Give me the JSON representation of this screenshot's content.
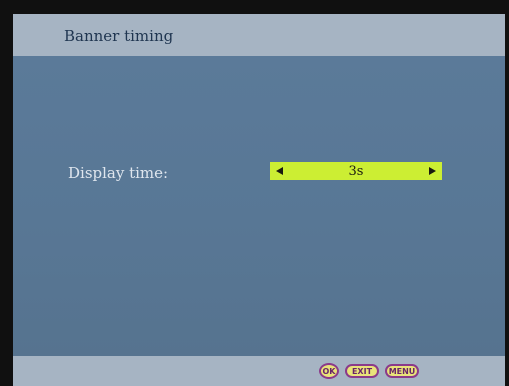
{
  "header": {
    "title": "Banner timing"
  },
  "setting": {
    "label": "Display time:",
    "value": "3s"
  },
  "footer": {
    "ok_label": "OK",
    "exit_label": "EXIT",
    "menu_label": "MENU"
  },
  "icons": {
    "decrease": "left-arrow-icon",
    "increase": "right-arrow-icon"
  },
  "colors": {
    "background": "#5a7896",
    "title_bar": "#a6b4c3",
    "value_highlight": "#ccee33",
    "button_fill": "#e9e37a",
    "button_border": "#8b3a8a"
  }
}
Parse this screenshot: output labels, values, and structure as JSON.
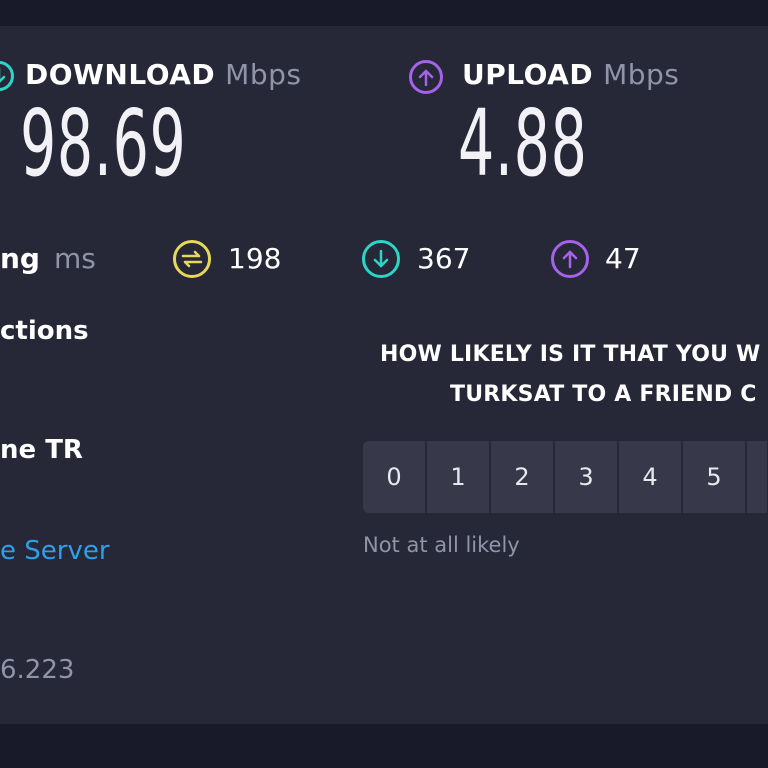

STATED EXERCISE » Leave out the pictures and reproduce the rest of the listing exactly.

ANSWER »
Give me the JSON representation of this screenshot's content.
{
  "header": {
    "title": "Banner timing"
  },
  "setting": {
    "label": "Display time:",
    "value": "3s"
  },
  "footer": {
    "ok_label": "OK",
    "exit_label": "EXIT",
    "menu_label": "MENU"
  },
  "icons": {
    "decrease": "left-arrow-icon",
    "increase": "right-arrow-icon"
  },
  "colors": {
    "background": "#5a7896",
    "title_bar": "#a6b4c3",
    "value_highlight": "#ccee33",
    "button_fill": "#e9e37a",
    "button_border": "#8b3a8a"
  }
}
Parse this screenshot: output labels, values, and structure as JSON.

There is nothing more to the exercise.